Task statement: Give every entry again, word for word and in full.

Supplied entries:
<<<<
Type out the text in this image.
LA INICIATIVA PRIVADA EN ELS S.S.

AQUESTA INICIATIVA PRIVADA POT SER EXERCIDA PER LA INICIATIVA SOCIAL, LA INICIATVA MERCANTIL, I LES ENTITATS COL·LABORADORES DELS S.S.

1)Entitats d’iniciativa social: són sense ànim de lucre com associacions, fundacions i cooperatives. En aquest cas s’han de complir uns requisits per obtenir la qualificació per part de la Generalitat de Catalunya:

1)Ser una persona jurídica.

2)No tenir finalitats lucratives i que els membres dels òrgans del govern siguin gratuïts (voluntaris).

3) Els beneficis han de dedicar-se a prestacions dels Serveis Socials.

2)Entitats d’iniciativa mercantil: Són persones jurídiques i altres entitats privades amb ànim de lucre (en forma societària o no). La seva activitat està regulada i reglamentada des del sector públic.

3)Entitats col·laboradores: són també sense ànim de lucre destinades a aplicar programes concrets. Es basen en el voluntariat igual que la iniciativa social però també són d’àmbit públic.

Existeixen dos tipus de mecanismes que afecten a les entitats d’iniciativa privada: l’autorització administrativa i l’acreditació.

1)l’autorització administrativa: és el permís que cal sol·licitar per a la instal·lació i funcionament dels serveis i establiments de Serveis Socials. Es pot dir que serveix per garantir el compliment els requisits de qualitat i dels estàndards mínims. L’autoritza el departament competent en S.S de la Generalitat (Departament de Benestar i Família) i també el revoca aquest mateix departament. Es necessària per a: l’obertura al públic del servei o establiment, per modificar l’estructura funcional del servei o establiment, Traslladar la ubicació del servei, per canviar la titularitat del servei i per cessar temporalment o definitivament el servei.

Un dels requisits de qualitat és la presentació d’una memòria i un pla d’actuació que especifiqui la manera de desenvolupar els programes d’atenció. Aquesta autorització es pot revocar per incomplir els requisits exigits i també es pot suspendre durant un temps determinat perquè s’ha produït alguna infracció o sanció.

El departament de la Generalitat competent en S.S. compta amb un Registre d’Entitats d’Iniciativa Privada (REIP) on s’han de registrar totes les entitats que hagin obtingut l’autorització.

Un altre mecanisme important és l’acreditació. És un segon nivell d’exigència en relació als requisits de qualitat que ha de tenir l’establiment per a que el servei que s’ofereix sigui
>>>>
Output of the exercise:
Type out the text in this image.
LA INICIATIVA PRIVADA EN ELS S.S.

AQUESTA INICIATIVA PRIVADA POT SER EXERCIDA PER LA INICIATIVA SOCIAL, LA INICIATVA MERCANTIL, I LES ENTITATS COL·LABORADORES DELS S.S.

1)Entitats d’iniciativa social: són sense ànim de lucre com associacions, fundacions i cooperatives. En aquest cas s’han de complir uns requisits per obtenir la qualificació per part de la Generalitat de Catalunya:

1)Ser una persona jurídica.

2)No tenir finalitats lucratives i que els membres dels òrgans del govern siguin gratuïts (voluntaris).

3) Els beneficis han de dedicar-se a prestacions dels Serveis Socials.

2)Entitats d’iniciativa mercantil: Són persones jurídiques i altres entitats privades amb ànim de lucre (en forma societària o no). La seva activitat està regulada i reglamentada des del sector públic.

3)Entitats col·laboradores: són també sense ànim de lucre destinades a aplicar programes concrets. Es basen en el voluntariat igual que la iniciativa social però també són d’àmbit públic.

Existeixen dos tipus de mecanismes que afecten a les entitats d’iniciativa privada: l’autorització administrativa i l’acreditació.

1)l’autorització administrativa: és el permís que cal sol·licitar per a la instal·lació i funcionament dels serveis i establiments de Serveis Socials. Es pot dir que serveix per garantir el compliment els requisits de qualitat i dels estàndards mínims. L’autoritza el departament competent en S.S de la Generalitat (Departament de Benestar i Família) i també el revoca aquest mateix departament. Es necessària per a: l’obertura al públic del servei o establiment, per modificar l’estructura funcional del servei o establiment, Traslladar la ubicació del servei, per canviar la titularitat del servei i per cessar temporalment o definitivament el servei.

Un dels requisits de qualitat és la presentació d’una memòria i un pla d’actuació que especifiqui la manera de desenvolupar els programes d’atenció. Aquesta autorització es pot revocar per incomplir els requisits exigits i també es pot suspendre durant un temps determinat perquè s’ha produït alguna infracció o sanció.

El departament de la Generalitat competent en S.S. compta amb un Registre d’Entitats d’Iniciativa Privada (REIP) on s’han de registrar totes les entitats que hagin obtingut l’autorització.

Un altre mecanisme important és l’acreditació. És un segon nivell d’exigència en relació als requisits de qualitat que ha de tenir l’establiment per a que el servei que s’ofereix sigui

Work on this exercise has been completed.